The exercise
Check every line for the word "هاية" and give the number of lines where it occurs, nothing else.
---------- Records for the task ----------
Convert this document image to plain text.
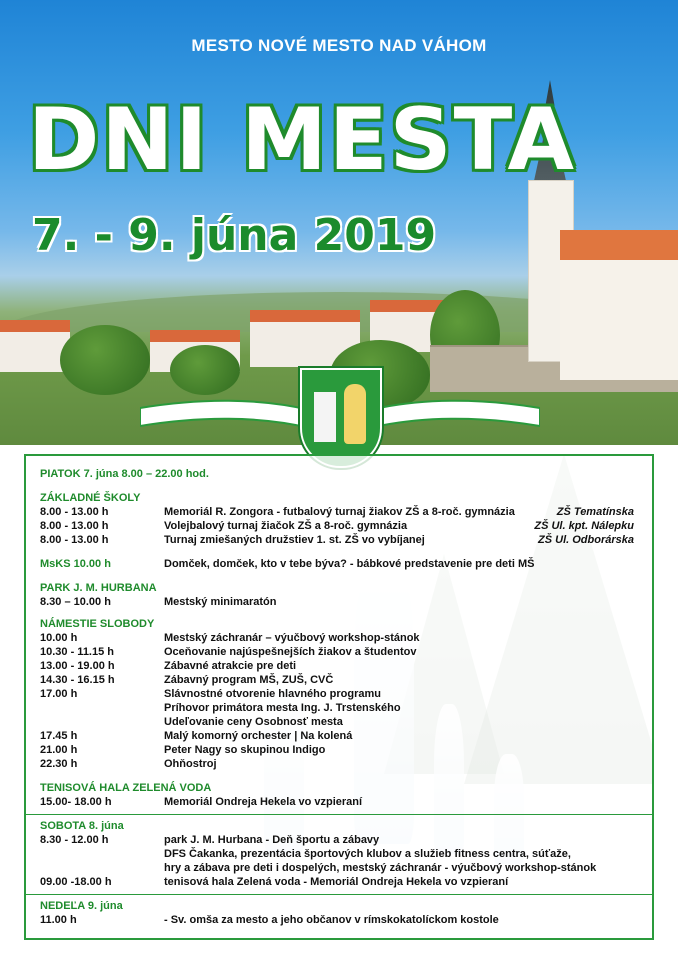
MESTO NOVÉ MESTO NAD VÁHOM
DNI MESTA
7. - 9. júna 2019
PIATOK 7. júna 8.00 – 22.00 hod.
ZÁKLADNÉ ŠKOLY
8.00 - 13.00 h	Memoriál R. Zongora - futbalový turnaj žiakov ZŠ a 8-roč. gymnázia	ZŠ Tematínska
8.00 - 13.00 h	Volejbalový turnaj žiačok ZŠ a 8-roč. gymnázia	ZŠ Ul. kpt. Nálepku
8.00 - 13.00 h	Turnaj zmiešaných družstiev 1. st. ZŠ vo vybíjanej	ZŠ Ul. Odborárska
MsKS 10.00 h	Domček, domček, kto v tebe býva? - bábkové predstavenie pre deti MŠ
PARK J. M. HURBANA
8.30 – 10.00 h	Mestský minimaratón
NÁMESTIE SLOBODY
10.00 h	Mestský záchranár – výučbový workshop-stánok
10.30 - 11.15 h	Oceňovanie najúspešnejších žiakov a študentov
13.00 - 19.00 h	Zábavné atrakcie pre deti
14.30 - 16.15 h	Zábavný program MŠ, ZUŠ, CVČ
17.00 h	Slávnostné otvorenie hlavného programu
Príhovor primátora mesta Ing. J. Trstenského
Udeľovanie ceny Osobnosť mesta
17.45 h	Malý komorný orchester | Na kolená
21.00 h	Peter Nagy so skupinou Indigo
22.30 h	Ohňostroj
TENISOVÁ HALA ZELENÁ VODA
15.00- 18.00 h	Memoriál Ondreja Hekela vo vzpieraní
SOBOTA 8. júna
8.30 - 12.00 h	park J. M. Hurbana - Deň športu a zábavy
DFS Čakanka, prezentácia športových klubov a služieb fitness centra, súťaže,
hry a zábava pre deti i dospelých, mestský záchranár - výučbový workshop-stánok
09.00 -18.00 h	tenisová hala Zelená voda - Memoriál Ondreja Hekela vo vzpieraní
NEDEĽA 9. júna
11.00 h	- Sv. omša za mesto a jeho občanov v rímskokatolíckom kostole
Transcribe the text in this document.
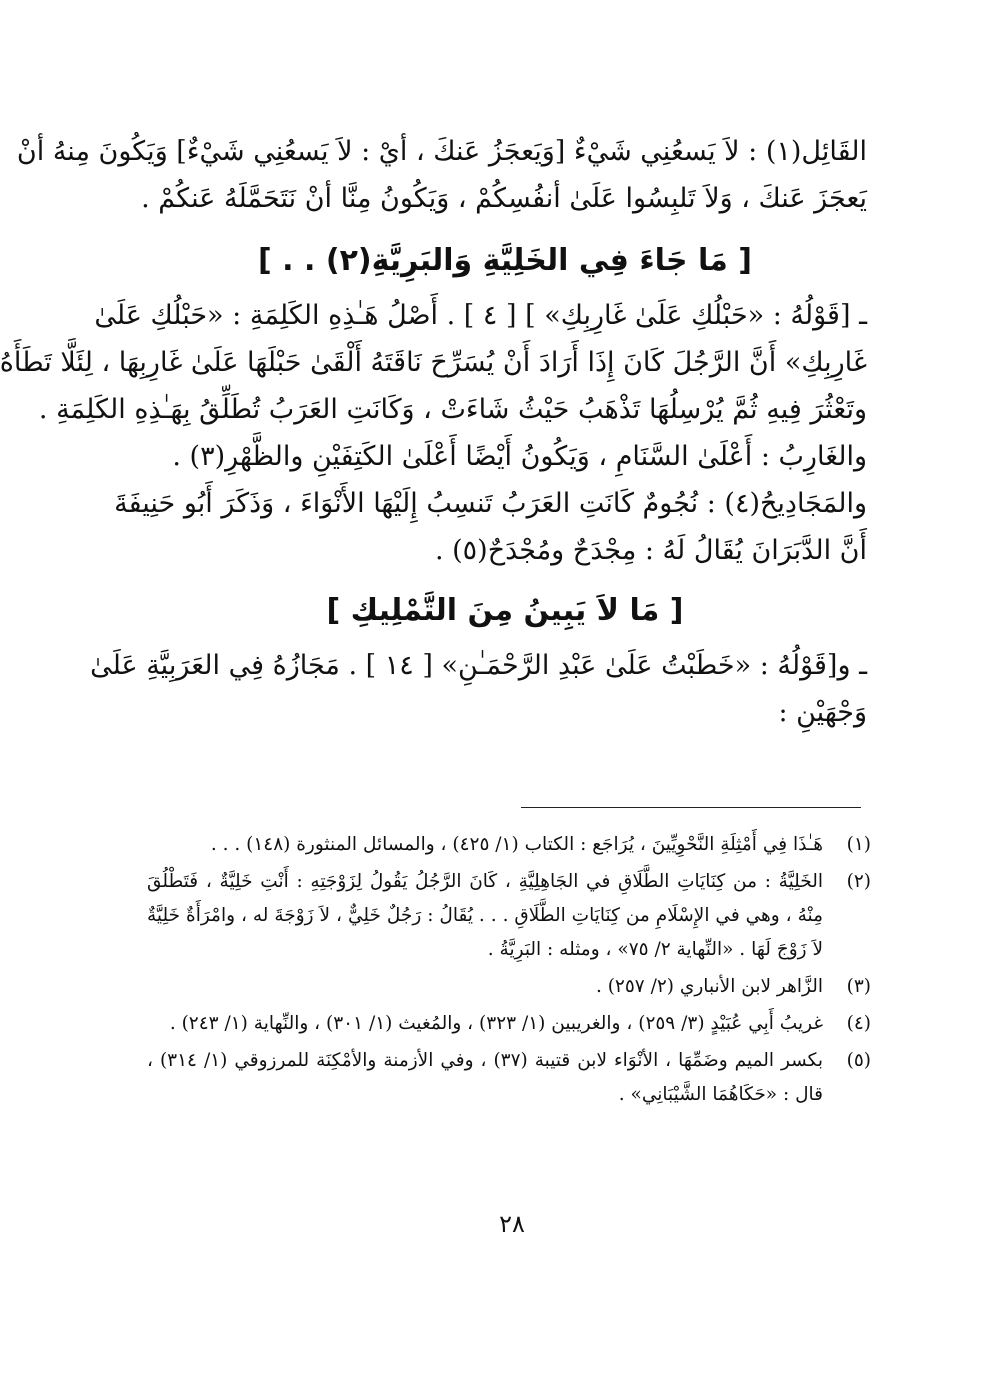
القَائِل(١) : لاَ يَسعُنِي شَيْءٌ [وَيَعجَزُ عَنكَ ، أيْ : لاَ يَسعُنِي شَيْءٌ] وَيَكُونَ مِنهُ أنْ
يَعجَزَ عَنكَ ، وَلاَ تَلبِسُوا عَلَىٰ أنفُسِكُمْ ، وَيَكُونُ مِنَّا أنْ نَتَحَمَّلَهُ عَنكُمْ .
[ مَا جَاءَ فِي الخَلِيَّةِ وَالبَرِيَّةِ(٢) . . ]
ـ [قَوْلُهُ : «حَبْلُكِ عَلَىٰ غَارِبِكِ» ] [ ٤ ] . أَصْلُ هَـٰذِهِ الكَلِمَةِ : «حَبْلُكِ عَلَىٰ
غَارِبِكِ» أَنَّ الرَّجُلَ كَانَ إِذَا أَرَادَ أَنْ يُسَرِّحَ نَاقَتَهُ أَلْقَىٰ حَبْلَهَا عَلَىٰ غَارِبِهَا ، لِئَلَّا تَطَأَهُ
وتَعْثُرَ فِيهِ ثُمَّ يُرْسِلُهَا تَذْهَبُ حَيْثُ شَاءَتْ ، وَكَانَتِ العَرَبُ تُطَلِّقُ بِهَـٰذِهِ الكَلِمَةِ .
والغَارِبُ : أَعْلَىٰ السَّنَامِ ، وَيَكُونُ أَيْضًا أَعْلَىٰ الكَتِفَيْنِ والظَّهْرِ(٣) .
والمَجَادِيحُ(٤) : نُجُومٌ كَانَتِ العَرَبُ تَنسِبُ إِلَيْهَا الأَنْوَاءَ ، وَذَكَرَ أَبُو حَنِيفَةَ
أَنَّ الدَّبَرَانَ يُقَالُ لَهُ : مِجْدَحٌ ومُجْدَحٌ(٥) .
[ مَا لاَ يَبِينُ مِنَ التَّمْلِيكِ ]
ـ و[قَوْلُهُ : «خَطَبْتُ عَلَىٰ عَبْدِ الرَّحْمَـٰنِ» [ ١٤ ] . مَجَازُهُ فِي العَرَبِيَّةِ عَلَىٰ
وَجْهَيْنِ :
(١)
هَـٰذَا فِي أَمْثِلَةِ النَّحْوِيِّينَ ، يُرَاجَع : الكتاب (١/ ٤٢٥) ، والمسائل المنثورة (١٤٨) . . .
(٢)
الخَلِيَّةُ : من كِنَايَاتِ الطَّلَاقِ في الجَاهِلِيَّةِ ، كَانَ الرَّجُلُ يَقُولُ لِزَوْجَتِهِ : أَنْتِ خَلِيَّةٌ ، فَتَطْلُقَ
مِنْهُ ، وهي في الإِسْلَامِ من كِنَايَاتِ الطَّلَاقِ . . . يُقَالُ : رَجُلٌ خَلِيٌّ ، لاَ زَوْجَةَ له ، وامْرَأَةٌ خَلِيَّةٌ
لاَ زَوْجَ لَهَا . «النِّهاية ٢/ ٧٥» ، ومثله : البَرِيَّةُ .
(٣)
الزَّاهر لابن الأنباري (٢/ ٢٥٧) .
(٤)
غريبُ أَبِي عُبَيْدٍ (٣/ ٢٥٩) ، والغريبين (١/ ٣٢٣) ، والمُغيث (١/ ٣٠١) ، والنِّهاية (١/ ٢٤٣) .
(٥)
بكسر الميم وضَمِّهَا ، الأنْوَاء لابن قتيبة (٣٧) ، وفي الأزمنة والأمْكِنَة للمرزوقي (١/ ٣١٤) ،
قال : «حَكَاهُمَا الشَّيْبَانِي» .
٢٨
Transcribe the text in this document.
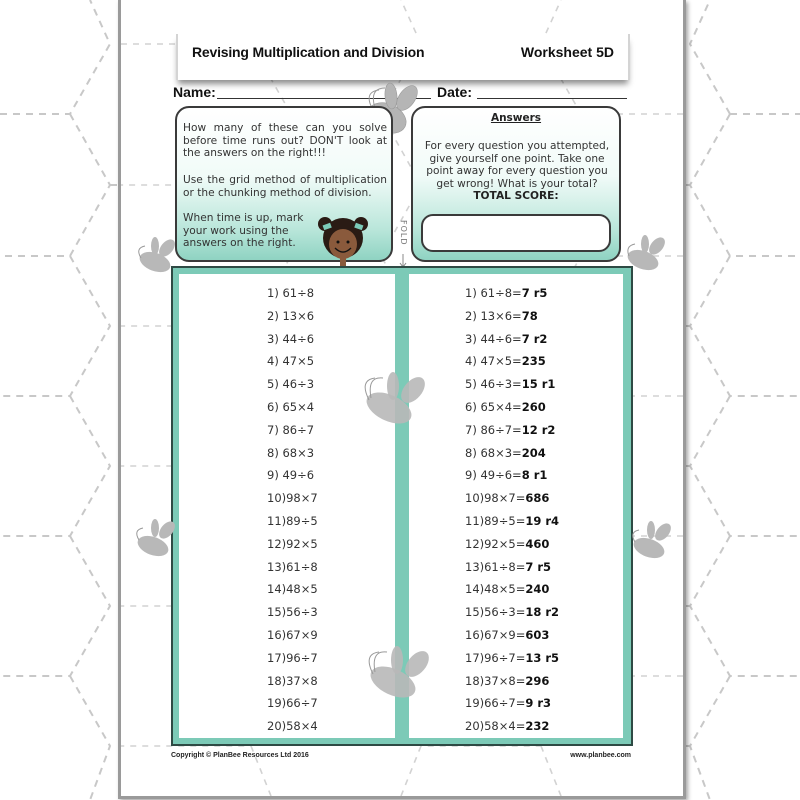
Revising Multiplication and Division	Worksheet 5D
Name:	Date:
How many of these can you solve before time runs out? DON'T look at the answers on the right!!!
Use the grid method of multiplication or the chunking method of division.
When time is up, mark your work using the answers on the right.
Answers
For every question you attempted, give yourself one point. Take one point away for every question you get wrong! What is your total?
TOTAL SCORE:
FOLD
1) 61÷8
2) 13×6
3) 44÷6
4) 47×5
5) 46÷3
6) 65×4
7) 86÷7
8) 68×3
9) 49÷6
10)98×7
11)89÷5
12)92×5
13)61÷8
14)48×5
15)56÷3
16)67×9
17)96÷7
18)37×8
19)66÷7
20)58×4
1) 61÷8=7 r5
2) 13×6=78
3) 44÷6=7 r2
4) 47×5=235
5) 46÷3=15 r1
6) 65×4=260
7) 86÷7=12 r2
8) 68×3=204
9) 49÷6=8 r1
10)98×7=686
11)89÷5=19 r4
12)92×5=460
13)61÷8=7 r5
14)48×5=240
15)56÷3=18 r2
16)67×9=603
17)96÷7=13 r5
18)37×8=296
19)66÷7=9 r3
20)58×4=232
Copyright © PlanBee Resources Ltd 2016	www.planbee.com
----------
Output of the exercise
2